_WHAT YOU NEED TO DO_
Copy the records that follow exactly as written, but not their pictures.

_RECORDS PROVIDED_

◆ ◆ ◆ ◆

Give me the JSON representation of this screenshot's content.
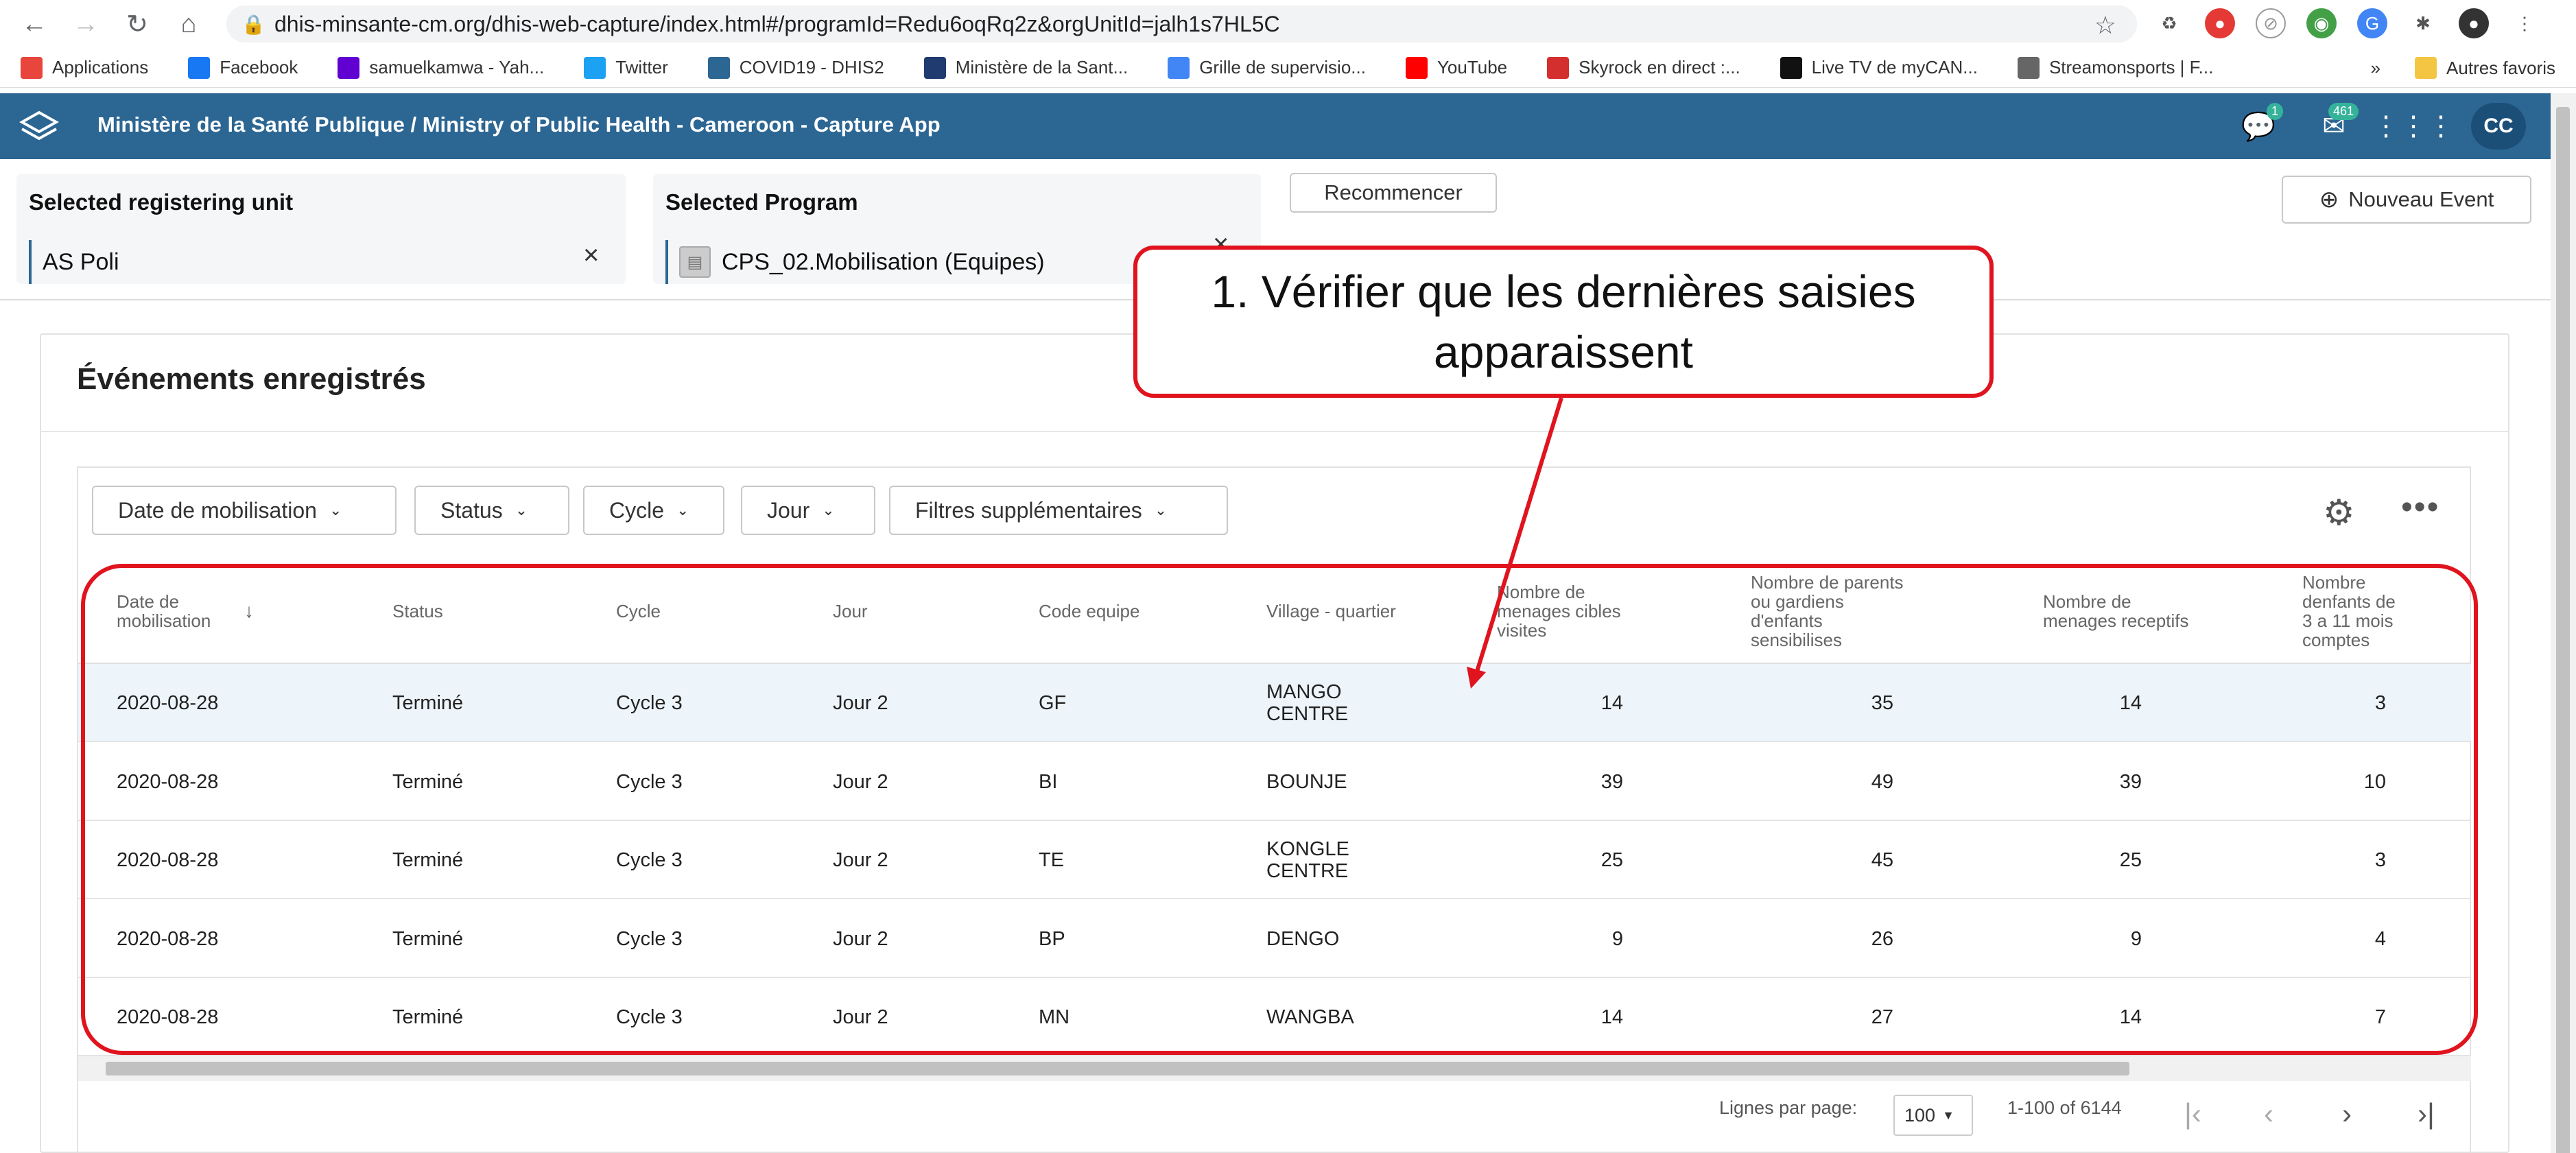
{
  "browser": {
    "url": "dhis-minsante-cm.org/dhis-web-capture/index.html#/programId=Redu6oqRq2z&orgUnitId=jalh1s7HL5C",
    "bookmarks": [
      {
        "label": "Applications",
        "color": "#e8453c",
        "icon": "apps-icon"
      },
      {
        "label": "Facebook",
        "color": "#1877f2",
        "icon": "facebook-icon"
      },
      {
        "label": "samuelkamwa - Yah...",
        "color": "#6001d2",
        "icon": "mail-icon"
      },
      {
        "label": "Twitter",
        "color": "#1da1f2",
        "icon": "twitter-icon"
      },
      {
        "label": "COVID19 - DHIS2",
        "color": "#2c6693",
        "icon": "dhis-icon"
      },
      {
        "label": "Ministère de la Sant...",
        "color": "#1f3b6f",
        "icon": "number-icon"
      },
      {
        "label": "Grille de supervisio...",
        "color": "#4285f4",
        "icon": "doc-icon"
      },
      {
        "label": "YouTube",
        "color": "#ff0000",
        "icon": "youtube-icon"
      },
      {
        "label": "Skyrock en direct :...",
        "color": "#d32f2f",
        "icon": "skyrock-icon"
      },
      {
        "label": "Live TV de myCAN...",
        "color": "#111111",
        "icon": "plus-icon"
      },
      {
        "label": "Streamonsports | F...",
        "color": "#666666",
        "icon": "globe-icon"
      }
    ],
    "other_bookmarks": "Autres favoris",
    "more": "»"
  },
  "header": {
    "title": "Ministère de la Santé Publique / Ministry of Public Health - Cameroon - Capture App",
    "messages_badge": "1",
    "mail_badge": "461",
    "avatar": "CC"
  },
  "selection": {
    "unit_title": "Selected registering unit",
    "unit_value": "AS Poli",
    "program_title": "Selected Program",
    "program_value": "CPS_02.Mobilisation (Equipes)",
    "reset_label": "Recommencer",
    "new_event_label": "Nouveau Event",
    "clear_icon": "×"
  },
  "events": {
    "title": "Événements enregistrés",
    "filters": [
      "Date de mobilisation",
      "Status",
      "Cycle",
      "Jour",
      "Filtres supplémentaires"
    ],
    "columns": [
      "Date de mobilisation",
      "Status",
      "Cycle",
      "Jour",
      "Code equipe",
      "Village - quartier",
      "Nombre de menages cibles visites",
      "Nombre de parents ou gardiens d'enfants sensibilises",
      "Nombre de menages receptifs",
      "Nombre denfants de 3 a 11 mois comptes"
    ],
    "sort_indicator": "↓",
    "rows": [
      [
        "2020-08-28",
        "Terminé",
        "Cycle 3",
        "Jour 2",
        "GF",
        "MANGO CENTRE",
        "14",
        "35",
        "14",
        "3"
      ],
      [
        "2020-08-28",
        "Terminé",
        "Cycle 3",
        "Jour 2",
        "BI",
        "BOUNJE",
        "39",
        "49",
        "39",
        "10"
      ],
      [
        "2020-08-28",
        "Terminé",
        "Cycle 3",
        "Jour 2",
        "TE",
        "KONGLE CENTRE",
        "25",
        "45",
        "25",
        "3"
      ],
      [
        "2020-08-28",
        "Terminé",
        "Cycle 3",
        "Jour 2",
        "BP",
        "DENGO",
        "9",
        "26",
        "9",
        "4"
      ],
      [
        "2020-08-28",
        "Terminé",
        "Cycle 3",
        "Jour 2",
        "MN",
        "WANGBA",
        "14",
        "27",
        "14",
        "7"
      ]
    ]
  },
  "pagination": {
    "rows_label": "Lignes par page:",
    "rows_value": "100",
    "range": "1-100 of 6144"
  },
  "annotation": {
    "callout": "1. Vérifier que les dernières saisies apparaissent",
    "color": "#e0141e"
  }
}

◆ ◆ ◆ ◆

_EXERCISE OUTPUT_
Give me the JSON representation of this screenshot's content.
{
  "browser": {
    "url": "dhis-minsante-cm.org/dhis-web-capture/index.html#/programId=Redu6oqRq2z&orgUnitId=jalh1s7HL5C",
    "bookmarks": [
      {
        "label": "Applications",
        "color": "#e8453c",
        "icon": "apps-icon"
      },
      {
        "label": "Facebook",
        "color": "#1877f2",
        "icon": "facebook-icon"
      },
      {
        "label": "samuelkamwa - Yah...",
        "color": "#6001d2",
        "icon": "mail-icon"
      },
      {
        "label": "Twitter",
        "color": "#1da1f2",
        "icon": "twitter-icon"
      },
      {
        "label": "COVID19 - DHIS2",
        "color": "#2c6693",
        "icon": "dhis-icon"
      },
      {
        "label": "Ministère de la Sant...",
        "color": "#1f3b6f",
        "icon": "number-icon"
      },
      {
        "label": "Grille de supervisio...",
        "color": "#4285f4",
        "icon": "doc-icon"
      },
      {
        "label": "YouTube",
        "color": "#ff0000",
        "icon": "youtube-icon"
      },
      {
        "label": "Skyrock en direct :...",
        "color": "#d32f2f",
        "icon": "skyrock-icon"
      },
      {
        "label": "Live TV de myCAN...",
        "color": "#111111",
        "icon": "plus-icon"
      },
      {
        "label": "Streamonsports | F...",
        "color": "#666666",
        "icon": "globe-icon"
      }
    ],
    "other_bookmarks": "Autres favoris",
    "more": "»"
  },
  "header": {
    "title": "Ministère de la Santé Publique / Ministry of Public Health - Cameroon - Capture App",
    "messages_badge": "1",
    "mail_badge": "461",
    "avatar": "CC"
  },
  "selection": {
    "unit_title": "Selected registering unit",
    "unit_value": "AS Poli",
    "program_title": "Selected Program",
    "program_value": "CPS_02.Mobilisation (Equipes)",
    "reset_label": "Recommencer",
    "new_event_label": "Nouveau Event",
    "clear_icon": "×"
  },
  "events": {
    "title": "Événements enregistrés",
    "filters": [
      "Date de mobilisation",
      "Status",
      "Cycle",
      "Jour",
      "Filtres supplémentaires"
    ],
    "columns": [
      "Date de mobilisation",
      "Status",
      "Cycle",
      "Jour",
      "Code equipe",
      "Village - quartier",
      "Nombre de menages cibles visites",
      "Nombre de parents ou gardiens d'enfants sensibilises",
      "Nombre de menages receptifs",
      "Nombre denfants de 3 a 11 mois comptes"
    ],
    "sort_indicator": "↓",
    "rows": [
      [
        "2020-08-28",
        "Terminé",
        "Cycle 3",
        "Jour 2",
        "GF",
        "MANGO CENTRE",
        "14",
        "35",
        "14",
        "3"
      ],
      [
        "2020-08-28",
        "Terminé",
        "Cycle 3",
        "Jour 2",
        "BI",
        "BOUNJE",
        "39",
        "49",
        "39",
        "10"
      ],
      [
        "2020-08-28",
        "Terminé",
        "Cycle 3",
        "Jour 2",
        "TE",
        "KONGLE CENTRE",
        "25",
        "45",
        "25",
        "3"
      ],
      [
        "2020-08-28",
        "Terminé",
        "Cycle 3",
        "Jour 2",
        "BP",
        "DENGO",
        "9",
        "26",
        "9",
        "4"
      ],
      [
        "2020-08-28",
        "Terminé",
        "Cycle 3",
        "Jour 2",
        "MN",
        "WANGBA",
        "14",
        "27",
        "14",
        "7"
      ]
    ]
  },
  "pagination": {
    "rows_label": "Lignes par page:",
    "rows_value": "100",
    "range": "1-100 of 6144"
  },
  "annotation": {
    "callout": "1. Vérifier que les dernières saisies apparaissent",
    "color": "#e0141e"
  }
}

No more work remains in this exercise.